TASK DETAILS:
Look for the word "ABC的角平分线" in the entries below, then copy every line that has it.
* Start *
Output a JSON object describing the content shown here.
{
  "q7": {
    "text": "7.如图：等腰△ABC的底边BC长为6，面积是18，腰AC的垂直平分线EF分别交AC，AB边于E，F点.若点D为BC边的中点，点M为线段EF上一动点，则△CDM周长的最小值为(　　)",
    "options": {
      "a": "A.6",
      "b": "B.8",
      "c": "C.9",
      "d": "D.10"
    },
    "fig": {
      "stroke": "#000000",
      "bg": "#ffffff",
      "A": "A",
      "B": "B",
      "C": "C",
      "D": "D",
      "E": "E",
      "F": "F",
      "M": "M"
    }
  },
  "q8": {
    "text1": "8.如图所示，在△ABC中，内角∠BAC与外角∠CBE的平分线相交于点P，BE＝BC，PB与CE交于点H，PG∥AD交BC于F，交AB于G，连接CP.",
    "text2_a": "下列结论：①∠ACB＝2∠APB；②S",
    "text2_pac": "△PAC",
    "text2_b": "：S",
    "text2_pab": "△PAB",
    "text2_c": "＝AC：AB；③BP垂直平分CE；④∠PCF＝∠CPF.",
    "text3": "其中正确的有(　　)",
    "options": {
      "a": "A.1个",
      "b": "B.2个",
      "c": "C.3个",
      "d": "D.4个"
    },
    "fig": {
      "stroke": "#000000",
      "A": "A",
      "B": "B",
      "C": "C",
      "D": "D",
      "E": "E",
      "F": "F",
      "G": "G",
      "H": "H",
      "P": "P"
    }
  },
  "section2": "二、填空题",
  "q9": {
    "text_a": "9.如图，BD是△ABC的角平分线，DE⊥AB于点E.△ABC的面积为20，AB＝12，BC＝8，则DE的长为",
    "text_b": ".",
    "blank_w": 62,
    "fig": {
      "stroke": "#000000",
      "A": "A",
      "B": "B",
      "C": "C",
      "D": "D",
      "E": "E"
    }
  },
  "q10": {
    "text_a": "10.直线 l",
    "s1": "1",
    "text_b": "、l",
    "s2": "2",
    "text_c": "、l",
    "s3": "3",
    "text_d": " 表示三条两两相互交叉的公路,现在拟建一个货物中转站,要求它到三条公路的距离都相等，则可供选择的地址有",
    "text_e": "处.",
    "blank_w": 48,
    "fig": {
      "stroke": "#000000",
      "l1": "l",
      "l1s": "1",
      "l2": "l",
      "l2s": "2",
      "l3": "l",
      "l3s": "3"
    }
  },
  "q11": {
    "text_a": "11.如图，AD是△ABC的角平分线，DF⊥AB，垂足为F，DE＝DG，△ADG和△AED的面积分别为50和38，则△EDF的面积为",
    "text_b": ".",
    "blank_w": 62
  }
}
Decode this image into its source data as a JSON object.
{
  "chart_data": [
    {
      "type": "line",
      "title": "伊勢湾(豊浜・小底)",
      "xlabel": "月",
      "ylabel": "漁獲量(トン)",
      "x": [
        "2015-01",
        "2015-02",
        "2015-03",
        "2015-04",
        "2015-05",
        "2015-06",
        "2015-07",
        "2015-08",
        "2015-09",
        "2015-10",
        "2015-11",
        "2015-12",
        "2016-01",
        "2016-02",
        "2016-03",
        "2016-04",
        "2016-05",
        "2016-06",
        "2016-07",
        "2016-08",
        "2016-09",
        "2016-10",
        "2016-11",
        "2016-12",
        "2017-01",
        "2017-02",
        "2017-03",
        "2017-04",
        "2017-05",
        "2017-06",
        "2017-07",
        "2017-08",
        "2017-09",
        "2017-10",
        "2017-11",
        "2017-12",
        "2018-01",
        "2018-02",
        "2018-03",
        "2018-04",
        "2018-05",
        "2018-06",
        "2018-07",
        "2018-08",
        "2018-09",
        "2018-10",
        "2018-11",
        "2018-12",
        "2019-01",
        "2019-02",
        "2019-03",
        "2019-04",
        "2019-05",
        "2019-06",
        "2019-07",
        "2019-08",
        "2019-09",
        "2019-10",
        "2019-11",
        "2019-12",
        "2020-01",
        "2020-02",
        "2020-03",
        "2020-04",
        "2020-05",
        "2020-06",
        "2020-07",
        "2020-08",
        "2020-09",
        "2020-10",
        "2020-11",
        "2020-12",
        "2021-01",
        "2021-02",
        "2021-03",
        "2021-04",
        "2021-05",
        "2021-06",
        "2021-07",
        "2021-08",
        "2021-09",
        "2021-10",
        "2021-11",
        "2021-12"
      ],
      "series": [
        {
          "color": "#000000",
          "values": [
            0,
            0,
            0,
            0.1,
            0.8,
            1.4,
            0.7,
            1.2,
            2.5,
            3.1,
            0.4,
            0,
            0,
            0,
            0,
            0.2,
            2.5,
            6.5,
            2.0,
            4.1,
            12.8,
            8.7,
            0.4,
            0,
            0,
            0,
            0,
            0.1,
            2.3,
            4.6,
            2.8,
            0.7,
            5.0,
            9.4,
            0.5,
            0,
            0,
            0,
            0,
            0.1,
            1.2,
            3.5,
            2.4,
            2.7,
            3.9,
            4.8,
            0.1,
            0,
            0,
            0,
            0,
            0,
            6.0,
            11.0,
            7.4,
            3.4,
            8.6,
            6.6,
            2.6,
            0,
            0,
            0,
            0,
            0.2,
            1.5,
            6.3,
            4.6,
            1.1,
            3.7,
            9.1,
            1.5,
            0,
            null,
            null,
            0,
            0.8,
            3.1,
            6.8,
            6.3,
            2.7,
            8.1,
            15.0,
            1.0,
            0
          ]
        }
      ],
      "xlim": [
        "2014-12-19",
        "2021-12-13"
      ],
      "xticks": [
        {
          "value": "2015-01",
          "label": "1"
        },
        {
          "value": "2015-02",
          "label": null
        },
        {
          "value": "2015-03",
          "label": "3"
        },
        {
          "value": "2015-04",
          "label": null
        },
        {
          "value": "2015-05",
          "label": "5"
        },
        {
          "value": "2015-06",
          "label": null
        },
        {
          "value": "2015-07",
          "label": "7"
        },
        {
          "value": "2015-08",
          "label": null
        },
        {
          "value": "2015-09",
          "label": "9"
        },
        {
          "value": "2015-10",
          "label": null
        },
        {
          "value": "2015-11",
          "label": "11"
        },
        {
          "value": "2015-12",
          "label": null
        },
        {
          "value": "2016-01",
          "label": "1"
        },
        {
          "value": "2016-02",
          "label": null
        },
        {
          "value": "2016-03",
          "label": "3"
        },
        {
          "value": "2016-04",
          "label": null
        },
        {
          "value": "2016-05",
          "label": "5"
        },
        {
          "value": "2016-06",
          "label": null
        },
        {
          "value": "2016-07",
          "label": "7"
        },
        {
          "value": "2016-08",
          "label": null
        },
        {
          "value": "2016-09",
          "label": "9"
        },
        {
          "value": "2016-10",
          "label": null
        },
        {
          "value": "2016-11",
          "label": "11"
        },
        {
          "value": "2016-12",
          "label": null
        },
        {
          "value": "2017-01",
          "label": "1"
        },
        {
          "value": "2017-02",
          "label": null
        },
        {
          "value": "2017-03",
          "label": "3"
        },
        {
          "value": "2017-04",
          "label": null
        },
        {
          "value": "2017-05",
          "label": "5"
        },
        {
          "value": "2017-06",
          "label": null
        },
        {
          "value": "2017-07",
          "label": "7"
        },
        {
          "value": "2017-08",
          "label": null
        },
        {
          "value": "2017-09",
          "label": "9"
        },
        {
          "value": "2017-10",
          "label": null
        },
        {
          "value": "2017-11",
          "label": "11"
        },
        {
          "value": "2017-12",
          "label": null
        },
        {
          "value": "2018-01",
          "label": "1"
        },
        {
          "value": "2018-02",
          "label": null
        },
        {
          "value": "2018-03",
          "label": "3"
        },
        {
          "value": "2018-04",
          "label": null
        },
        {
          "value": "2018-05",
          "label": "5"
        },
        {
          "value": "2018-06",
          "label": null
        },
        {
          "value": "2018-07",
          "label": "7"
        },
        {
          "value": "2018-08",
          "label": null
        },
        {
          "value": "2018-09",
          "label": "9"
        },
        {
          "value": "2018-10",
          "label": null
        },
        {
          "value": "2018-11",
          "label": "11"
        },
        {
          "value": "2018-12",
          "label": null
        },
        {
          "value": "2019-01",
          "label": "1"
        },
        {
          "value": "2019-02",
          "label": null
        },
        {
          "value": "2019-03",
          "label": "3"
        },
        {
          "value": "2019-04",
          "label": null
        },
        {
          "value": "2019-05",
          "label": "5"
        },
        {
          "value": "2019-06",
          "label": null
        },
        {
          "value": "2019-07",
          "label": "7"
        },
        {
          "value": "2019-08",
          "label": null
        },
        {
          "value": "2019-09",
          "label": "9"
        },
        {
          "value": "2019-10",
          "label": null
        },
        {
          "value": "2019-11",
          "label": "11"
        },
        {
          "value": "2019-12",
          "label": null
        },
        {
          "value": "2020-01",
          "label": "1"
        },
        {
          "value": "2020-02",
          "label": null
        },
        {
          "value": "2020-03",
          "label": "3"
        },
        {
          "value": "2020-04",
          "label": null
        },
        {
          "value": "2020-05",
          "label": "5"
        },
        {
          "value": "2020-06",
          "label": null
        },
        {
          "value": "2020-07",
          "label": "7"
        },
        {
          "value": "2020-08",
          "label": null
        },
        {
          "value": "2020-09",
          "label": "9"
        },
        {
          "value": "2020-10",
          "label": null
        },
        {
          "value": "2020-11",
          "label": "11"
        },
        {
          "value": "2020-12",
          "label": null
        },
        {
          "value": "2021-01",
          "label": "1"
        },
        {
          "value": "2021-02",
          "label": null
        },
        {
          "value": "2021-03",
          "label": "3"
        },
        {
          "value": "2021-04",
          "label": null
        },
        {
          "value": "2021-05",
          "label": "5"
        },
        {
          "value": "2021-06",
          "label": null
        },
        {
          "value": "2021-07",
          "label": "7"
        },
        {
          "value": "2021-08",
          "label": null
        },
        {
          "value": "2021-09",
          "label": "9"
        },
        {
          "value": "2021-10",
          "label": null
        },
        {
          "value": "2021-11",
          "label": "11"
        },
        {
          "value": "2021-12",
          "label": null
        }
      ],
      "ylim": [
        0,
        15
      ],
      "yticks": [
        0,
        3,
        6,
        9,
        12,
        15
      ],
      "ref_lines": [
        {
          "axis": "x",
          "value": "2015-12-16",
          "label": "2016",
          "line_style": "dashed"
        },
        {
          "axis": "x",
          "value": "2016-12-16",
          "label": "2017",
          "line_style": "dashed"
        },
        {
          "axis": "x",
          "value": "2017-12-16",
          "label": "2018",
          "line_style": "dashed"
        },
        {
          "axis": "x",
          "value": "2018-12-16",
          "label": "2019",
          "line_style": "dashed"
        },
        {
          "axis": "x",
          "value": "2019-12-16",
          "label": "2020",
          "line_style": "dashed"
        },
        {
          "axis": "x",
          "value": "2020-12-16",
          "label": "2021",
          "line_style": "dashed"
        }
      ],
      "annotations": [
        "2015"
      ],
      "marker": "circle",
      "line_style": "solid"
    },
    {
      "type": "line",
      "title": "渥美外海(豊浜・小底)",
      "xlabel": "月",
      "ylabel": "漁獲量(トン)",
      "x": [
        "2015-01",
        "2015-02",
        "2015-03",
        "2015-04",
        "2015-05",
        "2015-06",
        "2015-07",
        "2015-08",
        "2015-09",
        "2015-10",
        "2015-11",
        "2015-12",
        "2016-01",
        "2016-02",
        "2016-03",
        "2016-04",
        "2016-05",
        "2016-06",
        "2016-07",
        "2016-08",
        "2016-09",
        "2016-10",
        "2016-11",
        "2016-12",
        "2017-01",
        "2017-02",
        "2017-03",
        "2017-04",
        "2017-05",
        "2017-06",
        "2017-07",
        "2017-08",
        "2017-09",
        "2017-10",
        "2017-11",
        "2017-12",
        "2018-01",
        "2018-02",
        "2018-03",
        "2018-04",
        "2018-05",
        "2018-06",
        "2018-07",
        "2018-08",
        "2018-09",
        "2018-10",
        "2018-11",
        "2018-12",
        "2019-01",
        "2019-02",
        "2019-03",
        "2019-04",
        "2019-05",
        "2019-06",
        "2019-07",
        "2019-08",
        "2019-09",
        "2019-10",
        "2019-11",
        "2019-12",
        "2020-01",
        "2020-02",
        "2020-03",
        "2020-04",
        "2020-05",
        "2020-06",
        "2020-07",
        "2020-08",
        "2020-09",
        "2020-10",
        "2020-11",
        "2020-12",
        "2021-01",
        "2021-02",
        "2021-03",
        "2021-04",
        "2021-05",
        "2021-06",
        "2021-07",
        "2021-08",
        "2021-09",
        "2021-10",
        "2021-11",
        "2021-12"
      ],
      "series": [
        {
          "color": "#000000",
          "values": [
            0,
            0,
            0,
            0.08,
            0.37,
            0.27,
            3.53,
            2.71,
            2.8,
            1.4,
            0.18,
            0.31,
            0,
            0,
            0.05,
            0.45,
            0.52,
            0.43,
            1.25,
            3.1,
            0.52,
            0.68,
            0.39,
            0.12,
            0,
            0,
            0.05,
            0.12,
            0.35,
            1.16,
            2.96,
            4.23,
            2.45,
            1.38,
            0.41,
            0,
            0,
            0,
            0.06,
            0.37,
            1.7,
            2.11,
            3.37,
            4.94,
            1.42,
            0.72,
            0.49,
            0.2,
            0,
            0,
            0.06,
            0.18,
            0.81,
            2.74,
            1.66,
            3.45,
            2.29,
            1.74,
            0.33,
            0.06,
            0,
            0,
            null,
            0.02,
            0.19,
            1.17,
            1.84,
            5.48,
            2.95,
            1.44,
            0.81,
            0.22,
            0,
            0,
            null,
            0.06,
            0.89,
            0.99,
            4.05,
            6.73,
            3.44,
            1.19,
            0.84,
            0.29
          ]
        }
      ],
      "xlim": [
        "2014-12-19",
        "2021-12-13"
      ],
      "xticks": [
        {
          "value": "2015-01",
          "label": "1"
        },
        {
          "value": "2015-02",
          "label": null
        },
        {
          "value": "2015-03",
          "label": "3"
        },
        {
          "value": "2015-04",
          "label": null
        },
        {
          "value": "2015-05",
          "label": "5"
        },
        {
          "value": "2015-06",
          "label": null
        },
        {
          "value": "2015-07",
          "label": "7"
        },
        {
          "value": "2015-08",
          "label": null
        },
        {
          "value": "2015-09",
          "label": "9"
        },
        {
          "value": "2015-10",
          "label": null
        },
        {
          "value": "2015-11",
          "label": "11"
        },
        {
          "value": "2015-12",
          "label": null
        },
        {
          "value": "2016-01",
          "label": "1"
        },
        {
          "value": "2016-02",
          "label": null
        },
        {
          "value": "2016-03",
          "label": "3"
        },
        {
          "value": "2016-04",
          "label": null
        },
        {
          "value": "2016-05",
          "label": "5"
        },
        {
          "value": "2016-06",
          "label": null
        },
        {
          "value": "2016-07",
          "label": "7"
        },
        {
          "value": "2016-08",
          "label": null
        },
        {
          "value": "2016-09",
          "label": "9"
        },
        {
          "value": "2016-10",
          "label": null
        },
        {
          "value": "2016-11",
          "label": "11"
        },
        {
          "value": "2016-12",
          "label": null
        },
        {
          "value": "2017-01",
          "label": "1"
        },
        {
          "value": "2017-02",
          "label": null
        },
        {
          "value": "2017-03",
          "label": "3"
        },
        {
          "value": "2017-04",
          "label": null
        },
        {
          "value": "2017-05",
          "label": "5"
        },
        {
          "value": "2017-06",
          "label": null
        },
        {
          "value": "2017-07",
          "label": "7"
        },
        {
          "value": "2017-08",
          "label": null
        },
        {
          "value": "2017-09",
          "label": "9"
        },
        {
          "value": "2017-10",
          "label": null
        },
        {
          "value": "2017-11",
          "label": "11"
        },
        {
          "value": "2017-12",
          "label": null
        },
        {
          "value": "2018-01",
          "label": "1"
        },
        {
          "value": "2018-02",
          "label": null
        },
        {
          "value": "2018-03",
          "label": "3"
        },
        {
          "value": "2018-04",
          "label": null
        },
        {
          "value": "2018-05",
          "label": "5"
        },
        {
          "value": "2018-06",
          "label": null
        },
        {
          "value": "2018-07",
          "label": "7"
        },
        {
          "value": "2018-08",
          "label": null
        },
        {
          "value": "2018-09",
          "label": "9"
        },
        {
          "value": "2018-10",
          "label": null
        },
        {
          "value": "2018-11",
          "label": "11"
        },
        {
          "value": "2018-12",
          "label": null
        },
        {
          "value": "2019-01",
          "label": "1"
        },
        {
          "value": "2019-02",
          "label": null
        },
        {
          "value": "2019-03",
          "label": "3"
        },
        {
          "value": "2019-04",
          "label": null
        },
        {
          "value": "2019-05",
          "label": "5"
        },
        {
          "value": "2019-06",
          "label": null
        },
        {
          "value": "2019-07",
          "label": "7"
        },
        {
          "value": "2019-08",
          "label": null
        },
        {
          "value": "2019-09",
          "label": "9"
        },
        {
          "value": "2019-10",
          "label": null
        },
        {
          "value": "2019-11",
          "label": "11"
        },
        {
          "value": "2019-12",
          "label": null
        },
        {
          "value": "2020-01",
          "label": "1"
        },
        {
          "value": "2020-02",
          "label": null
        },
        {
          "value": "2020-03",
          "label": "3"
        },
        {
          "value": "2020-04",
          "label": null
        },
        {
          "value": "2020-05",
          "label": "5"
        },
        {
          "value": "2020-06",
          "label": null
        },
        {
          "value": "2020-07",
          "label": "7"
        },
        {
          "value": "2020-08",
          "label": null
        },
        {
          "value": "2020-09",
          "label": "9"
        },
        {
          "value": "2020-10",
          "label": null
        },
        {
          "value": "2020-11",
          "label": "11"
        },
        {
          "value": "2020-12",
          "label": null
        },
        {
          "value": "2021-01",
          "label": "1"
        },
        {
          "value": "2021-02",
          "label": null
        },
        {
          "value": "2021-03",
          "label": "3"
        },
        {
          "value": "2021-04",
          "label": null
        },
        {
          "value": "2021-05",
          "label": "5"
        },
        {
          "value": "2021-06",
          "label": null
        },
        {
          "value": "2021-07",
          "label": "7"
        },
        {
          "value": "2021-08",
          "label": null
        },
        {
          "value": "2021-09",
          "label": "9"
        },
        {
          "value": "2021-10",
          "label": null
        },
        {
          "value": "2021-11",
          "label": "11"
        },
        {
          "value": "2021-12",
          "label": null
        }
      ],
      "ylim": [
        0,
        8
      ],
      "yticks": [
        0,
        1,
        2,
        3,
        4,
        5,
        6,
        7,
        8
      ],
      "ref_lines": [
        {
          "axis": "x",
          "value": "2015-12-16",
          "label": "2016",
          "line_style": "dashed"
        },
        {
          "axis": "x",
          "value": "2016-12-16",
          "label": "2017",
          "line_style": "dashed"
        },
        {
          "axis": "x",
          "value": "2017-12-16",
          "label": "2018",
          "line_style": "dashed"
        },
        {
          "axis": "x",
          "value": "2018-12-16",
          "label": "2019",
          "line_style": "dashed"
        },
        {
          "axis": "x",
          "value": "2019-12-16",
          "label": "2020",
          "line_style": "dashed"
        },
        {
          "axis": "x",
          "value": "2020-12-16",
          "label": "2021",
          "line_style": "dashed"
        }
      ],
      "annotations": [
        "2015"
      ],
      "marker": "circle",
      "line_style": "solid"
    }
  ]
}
* End *
ANSWER FOR THE TASK:
    "text_a": "9.如图，BD是△ABC的角平分线，DE⊥AB于点E.△ABC的面积为20，AB＝12，BC＝8，则DE的长为",
    "text_a": "11.如图，AD是△ABC的角平分线，DF⊥AB，垂足为F，DE＝DG，△ADG和△AED的面积分别为50和38，则△EDF的面积为",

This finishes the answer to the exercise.